◆ Task statement
Quote all entries exactly, leaving pictures aside.

[start Rows]

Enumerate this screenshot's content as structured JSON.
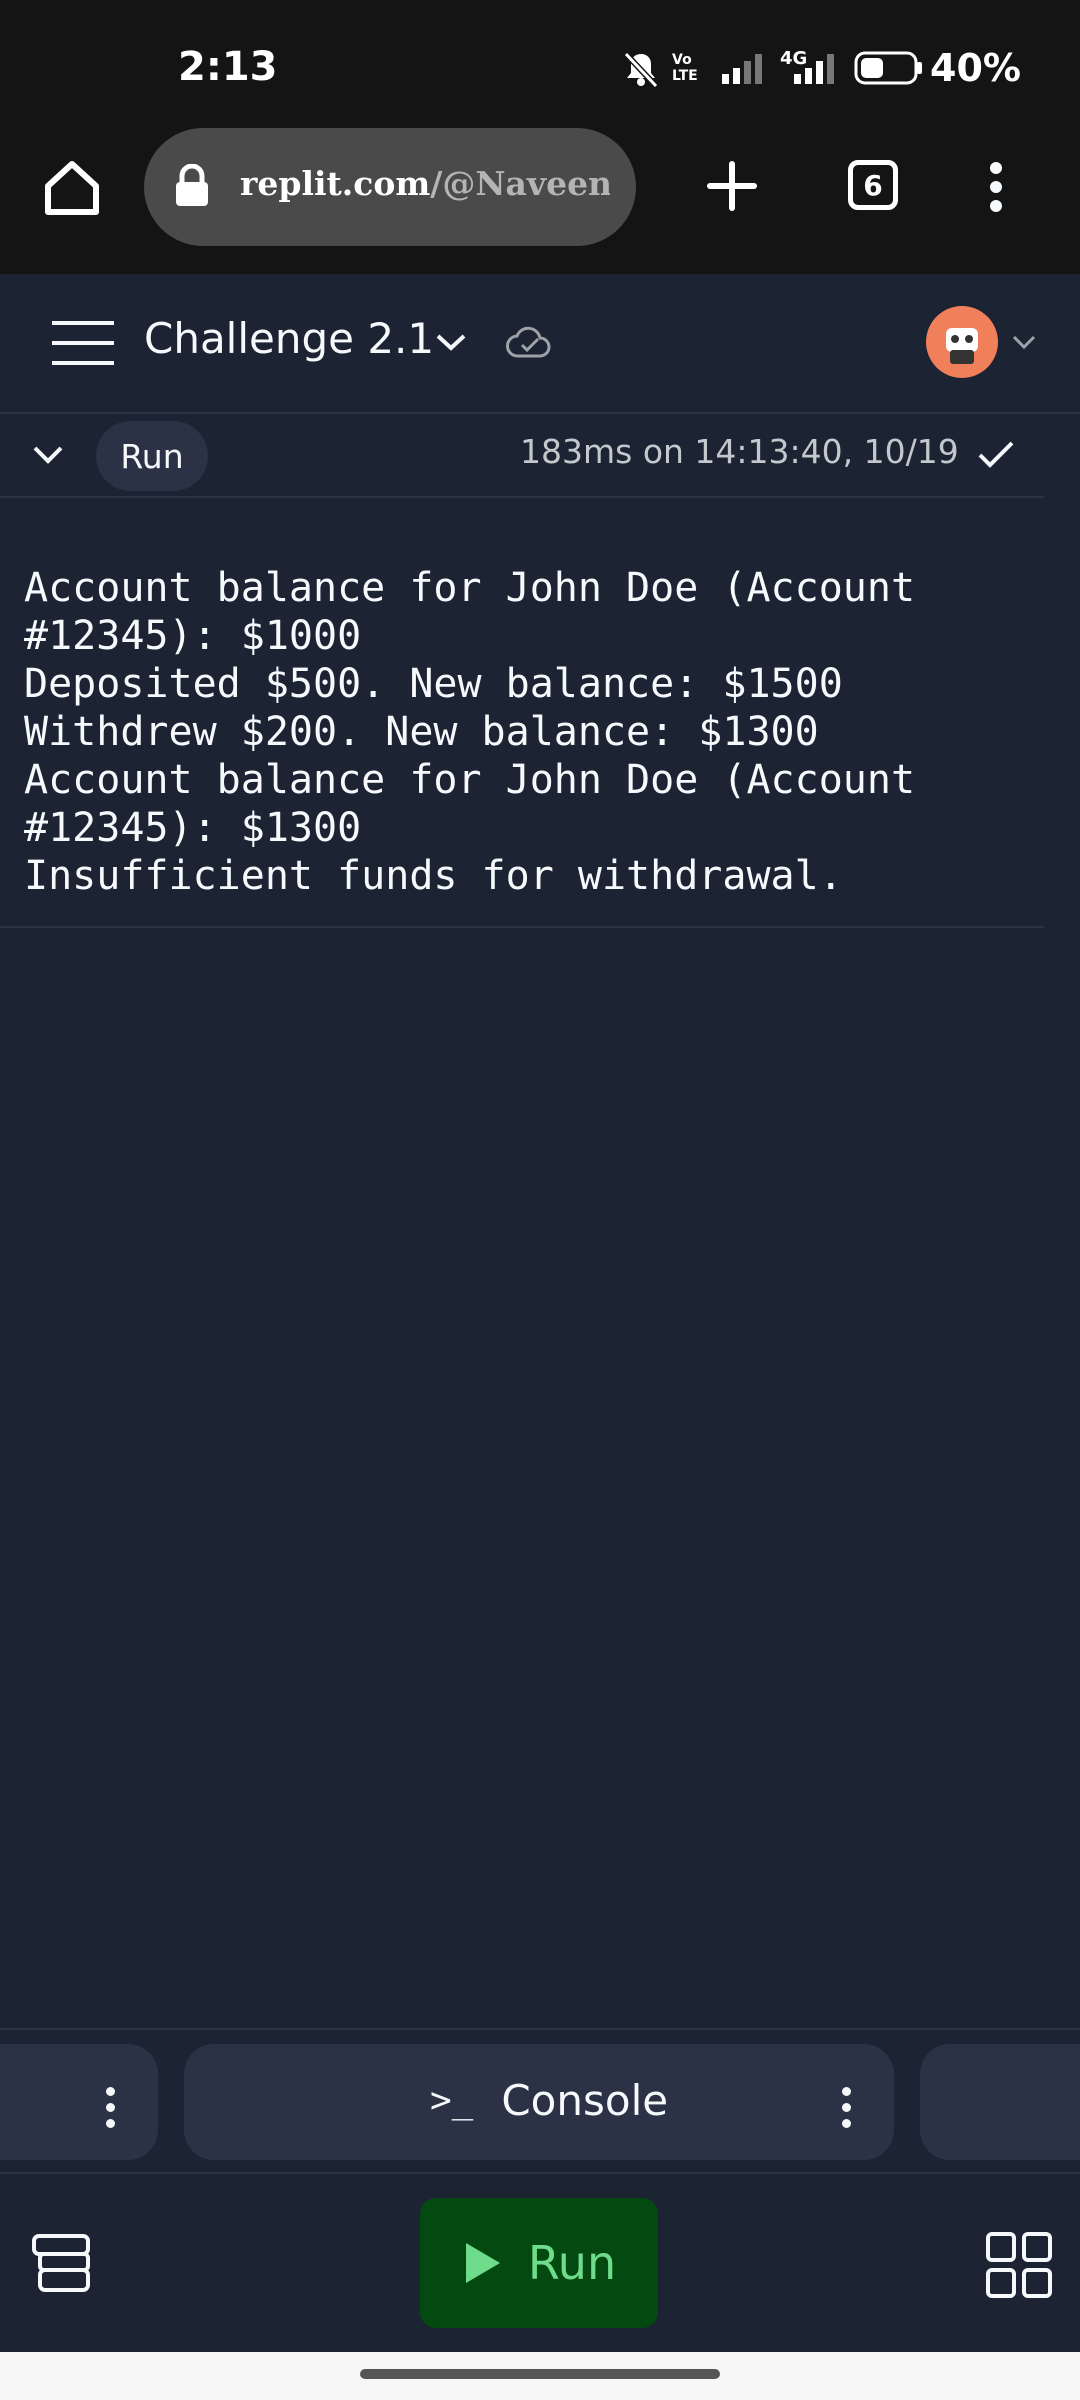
{
  "status_bar": {
    "time": "2:13",
    "network_label": "4G",
    "battery": "40%"
  },
  "browser": {
    "url_host": "replit.com",
    "url_path": "/@NaveenA",
    "tab_count": "6"
  },
  "ide": {
    "repl_title": "Challenge 2.1",
    "run_label": "Run",
    "run_meta": "183ms on 14:13:40, 10/19",
    "console_output": [
      "Account balance for John Doe (Account",
      "#12345): $1000",
      "Deposited $500. New balance: $1500",
      "Withdrew $200. New balance: $1300",
      "Account balance for John Doe (Account",
      "#12345): $1300",
      "Insufficient funds for withdrawal."
    ],
    "console_tab_label": "Console",
    "console_prompt_glyph": ">_",
    "run_button_label": "Run"
  },
  "colors": {
    "background": "#1c2333",
    "panel": "#2b3245",
    "run_button_bg": "#044a10",
    "run_button_fg": "#6fdc8c",
    "avatar": "#f0805a"
  },
  "icons": {
    "home": "home-icon",
    "lock": "lock-icon",
    "new_tab": "plus-icon",
    "tabs": "tab-count-icon",
    "menu": "kebab-menu-icon",
    "hamburger": "hamburger-icon",
    "chevron": "chevron-down-icon",
    "cloud": "cloud-check-icon",
    "check": "checkmark-icon",
    "play": "play-icon",
    "layers": "layers-icon",
    "grid": "grid-icon"
  }
}
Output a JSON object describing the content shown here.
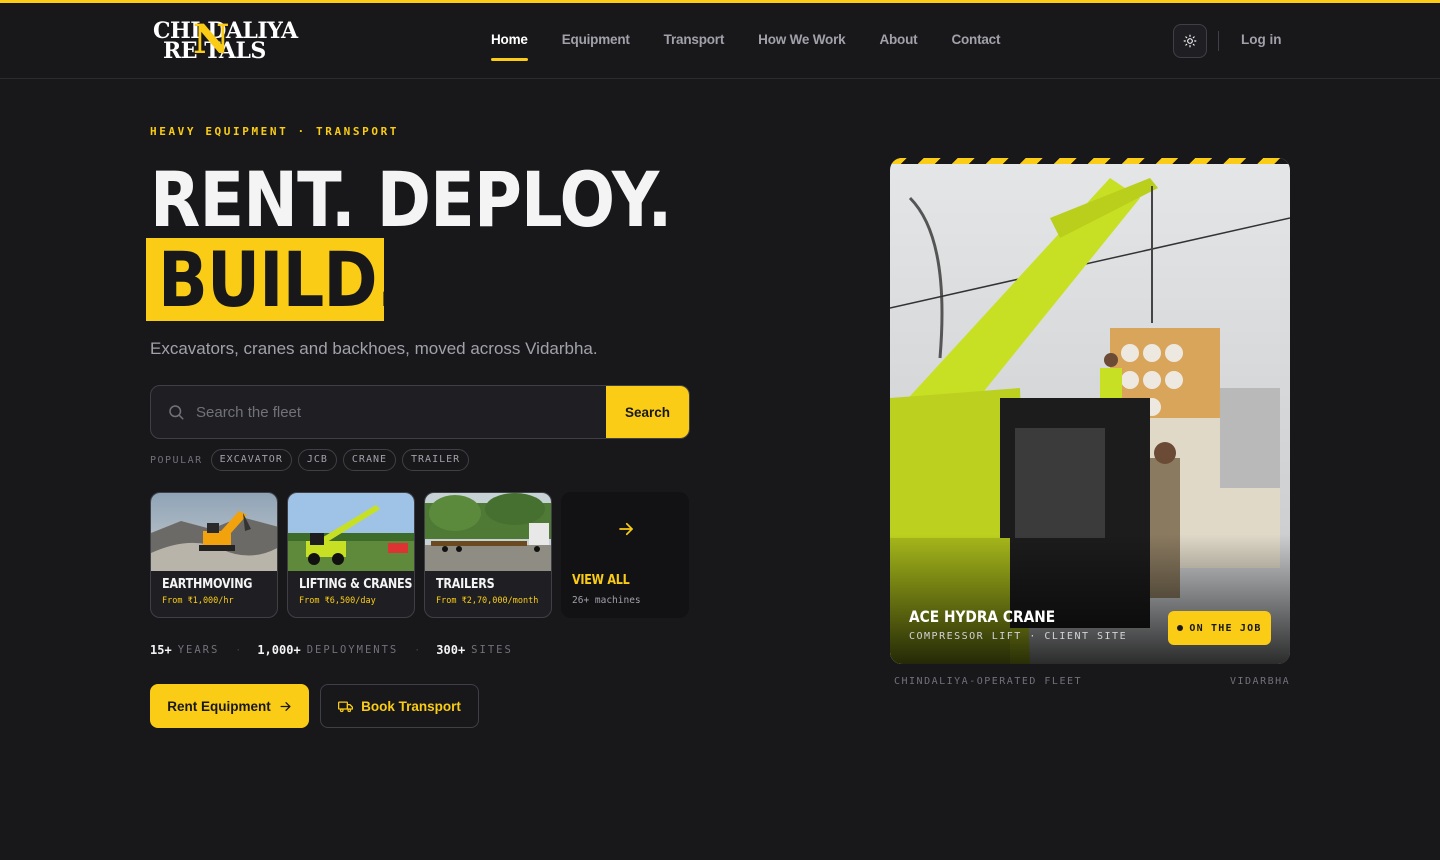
{
  "brand": {
    "logo_line1": "CHI DALIYA",
    "logo_line2": "RE TALS",
    "logo_n": "N",
    "accent": "#facc15"
  },
  "nav": {
    "items": [
      {
        "label": "Home",
        "active": true
      },
      {
        "label": "Equipment"
      },
      {
        "label": "Transport"
      },
      {
        "label": "How We Work"
      },
      {
        "label": "About"
      },
      {
        "label": "Contact"
      }
    ],
    "theme_icon": "sun-icon",
    "login": "Log in"
  },
  "hero": {
    "eyebrow": "HEAVY EQUIPMENT · TRANSPORT",
    "line1": "RENT. DEPLOY.",
    "line2": "BUILD.",
    "subtitle": "Excavators, cranes and backhoes, moved across Vidarbha."
  },
  "search": {
    "placeholder": "Search the fleet",
    "button": "Search",
    "icon": "search-icon"
  },
  "popular": {
    "label": "POPULAR",
    "tags": [
      "EXCAVATOR",
      "JCB",
      "CRANE",
      "TRAILER"
    ]
  },
  "categories": [
    {
      "title": "EARTHMOVING",
      "price": "From ₹1,000/hr"
    },
    {
      "title": "LIFTING & CRANES",
      "price": "From ₹6,500/day"
    },
    {
      "title": "TRAILERS",
      "price": "From ₹2,70,000/month"
    }
  ],
  "view_all": {
    "title": "VIEW ALL",
    "count": "26+ machines",
    "icon": "arrow-right-icon"
  },
  "stats": [
    {
      "value": "15+",
      "unit": "YEARS"
    },
    {
      "value": "1,000+",
      "unit": "DEPLOYMENTS"
    },
    {
      "value": "300+",
      "unit": "SITES"
    }
  ],
  "cta": {
    "rent": "Rent Equipment",
    "transport": "Book Transport"
  },
  "feature": {
    "title": "ACE HYDRA CRANE",
    "subtitle": "COMPRESSOR LIFT · CLIENT SITE",
    "status": "ON THE JOB",
    "caption_left": "CHINDALIYA-OPERATED FLEET",
    "caption_right": "VIDARBHA"
  }
}
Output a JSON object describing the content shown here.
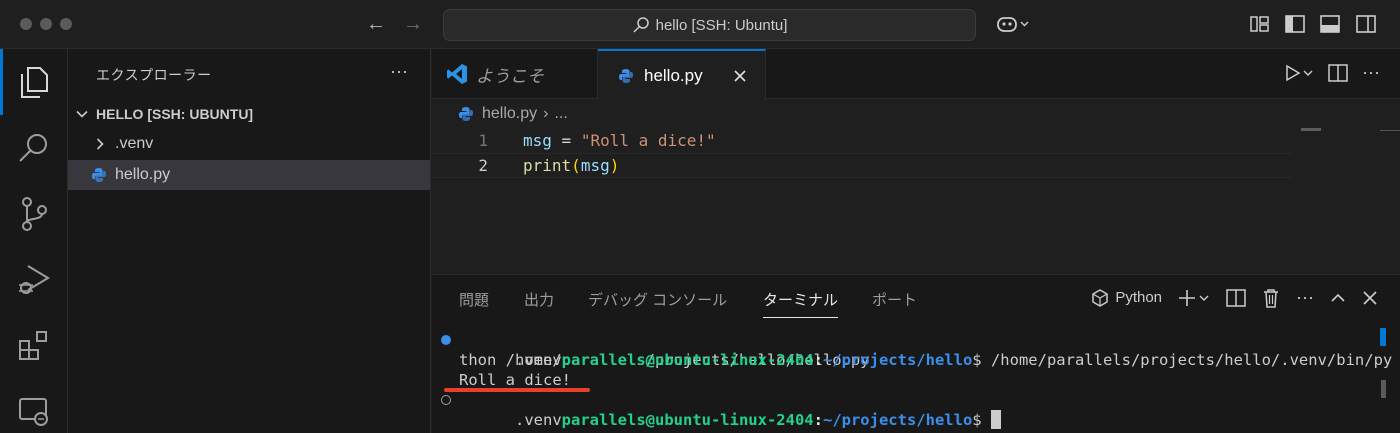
{
  "window": {
    "command_center": "hello [SSH: Ubuntu]"
  },
  "sidebar": {
    "title": "エクスプローラー",
    "root": "HELLO [SSH: UBUNTU]",
    "items": [
      {
        "label": ".venv",
        "type": "folder"
      },
      {
        "label": "hello.py",
        "type": "file"
      }
    ]
  },
  "editor": {
    "tabs": [
      {
        "label": "ようこそ",
        "active": false
      },
      {
        "label": "hello.py",
        "active": true
      }
    ],
    "breadcrumb": {
      "file": "hello.py",
      "rest": "..."
    },
    "lines": [
      {
        "num": "1",
        "tokens": [
          "msg",
          " = ",
          "\"Roll a dice!\""
        ]
      },
      {
        "num": "2",
        "tokens": [
          "print",
          "(",
          "msg",
          ")"
        ]
      }
    ]
  },
  "panel": {
    "tabs": [
      "問題",
      "出力",
      "デバッグ コンソール",
      "ターミナル",
      "ポート"
    ],
    "active_tab": "ターミナル",
    "terminal_name": "Python",
    "terminal": {
      "line1_prefix": ".venv",
      "user_host": "parallels@ubuntu-linux-2404",
      "colon": ":",
      "path": "~/projects/hello",
      "prompt": "$",
      "command_part1": " /home/parallels/projects/hello/.venv/bin/py",
      "command_part2": "thon /home/parallels/projects/hello/hello.py",
      "output": "Roll a dice!",
      "line4_prefix": ".venv"
    }
  },
  "colors": {
    "accent": "#0078d4",
    "highlight_underline": "#e8402a"
  }
}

[end Rows]

◆ Solution to this exercise
Enumerate this screenshot's content as structured JSON.
{
  "status_bar": {
    "time": "2:13",
    "network_label": "4G",
    "battery": "40%"
  },
  "browser": {
    "url_host": "replit.com",
    "url_path": "/@NaveenA",
    "tab_count": "6"
  },
  "ide": {
    "repl_title": "Challenge 2.1",
    "run_label": "Run",
    "run_meta": "183ms on 14:13:40, 10/19",
    "console_output": [
      "Account balance for John Doe (Account",
      "#12345): $1000",
      "Deposited $500. New balance: $1500",
      "Withdrew $200. New balance: $1300",
      "Account balance for John Doe (Account",
      "#12345): $1300",
      "Insufficient funds for withdrawal."
    ],
    "console_tab_label": "Console",
    "console_prompt_glyph": ">_",
    "run_button_label": "Run"
  },
  "colors": {
    "background": "#1c2333",
    "panel": "#2b3245",
    "run_button_bg": "#044a10",
    "run_button_fg": "#6fdc8c",
    "avatar": "#f0805a"
  },
  "icons": {
    "home": "home-icon",
    "lock": "lock-icon",
    "new_tab": "plus-icon",
    "tabs": "tab-count-icon",
    "menu": "kebab-menu-icon",
    "hamburger": "hamburger-icon",
    "chevron": "chevron-down-icon",
    "cloud": "cloud-check-icon",
    "check": "checkmark-icon",
    "play": "play-icon",
    "layers": "layers-icon",
    "grid": "grid-icon"
  }
}
Output a JSON object describing the content shown here.
{
  "brand": {
    "logo_line1": "CHI DALIYA",
    "logo_line2": "RE TALS",
    "logo_n": "N",
    "accent": "#facc15"
  },
  "nav": {
    "items": [
      {
        "label": "Home",
        "active": true
      },
      {
        "label": "Equipment"
      },
      {
        "label": "Transport"
      },
      {
        "label": "How We Work"
      },
      {
        "label": "About"
      },
      {
        "label": "Contact"
      }
    ],
    "theme_icon": "sun-icon",
    "login": "Log in"
  },
  "hero": {
    "eyebrow": "HEAVY EQUIPMENT · TRANSPORT",
    "line1": "RENT. DEPLOY.",
    "line2": "BUILD.",
    "subtitle": "Excavators, cranes and backhoes, moved across Vidarbha."
  },
  "search": {
    "placeholder": "Search the fleet",
    "button": "Search",
    "icon": "search-icon"
  },
  "popular": {
    "label": "POPULAR",
    "tags": [
      "EXCAVATOR",
      "JCB",
      "CRANE",
      "TRAILER"
    ]
  },
  "categories": [
    {
      "title": "EARTHMOVING",
      "price": "From ₹1,000/hr"
    },
    {
      "title": "LIFTING & CRANES",
      "price": "From ₹6,500/day"
    },
    {
      "title": "TRAILERS",
      "price": "From ₹2,70,000/month"
    }
  ],
  "view_all": {
    "title": "VIEW ALL",
    "count": "26+ machines",
    "icon": "arrow-right-icon"
  },
  "stats": [
    {
      "value": "15+",
      "unit": "YEARS"
    },
    {
      "value": "1,000+",
      "unit": "DEPLOYMENTS"
    },
    {
      "value": "300+",
      "unit": "SITES"
    }
  ],
  "cta": {
    "rent": "Rent Equipment",
    "transport": "Book Transport"
  },
  "feature": {
    "title": "ACE HYDRA CRANE",
    "subtitle": "COMPRESSOR LIFT · CLIENT SITE",
    "status": "ON THE JOB",
    "caption_left": "CHINDALIYA-OPERATED FLEET",
    "caption_right": "VIDARBHA"
  }
}
Output a JSON object describing the content shown here.
{
  "window": {
    "command_center": "hello [SSH: Ubuntu]"
  },
  "sidebar": {
    "title": "エクスプローラー",
    "root": "HELLO [SSH: UBUNTU]",
    "items": [
      {
        "label": ".venv",
        "type": "folder"
      },
      {
        "label": "hello.py",
        "type": "file"
      }
    ]
  },
  "editor": {
    "tabs": [
      {
        "label": "ようこそ",
        "active": false
      },
      {
        "label": "hello.py",
        "active": true
      }
    ],
    "breadcrumb": {
      "file": "hello.py",
      "rest": "..."
    },
    "lines": [
      {
        "num": "1",
        "tokens": [
          "msg",
          " = ",
          "\"Roll a dice!\""
        ]
      },
      {
        "num": "2",
        "tokens": [
          "print",
          "(",
          "msg",
          ")"
        ]
      }
    ]
  },
  "panel": {
    "tabs": [
      "問題",
      "出力",
      "デバッグ コンソール",
      "ターミナル",
      "ポート"
    ],
    "active_tab": "ターミナル",
    "terminal_name": "Python",
    "terminal": {
      "line1_prefix": ".venv",
      "user_host": "parallels@ubuntu-linux-2404",
      "colon": ":",
      "path": "~/projects/hello",
      "prompt": "$",
      "command_part1": " /home/parallels/projects/hello/.venv/bin/py",
      "command_part2": "thon /home/parallels/projects/hello/hello.py",
      "output": "Roll a dice!",
      "line4_prefix": ".venv"
    }
  },
  "colors": {
    "accent": "#0078d4",
    "highlight_underline": "#e8402a"
  }
}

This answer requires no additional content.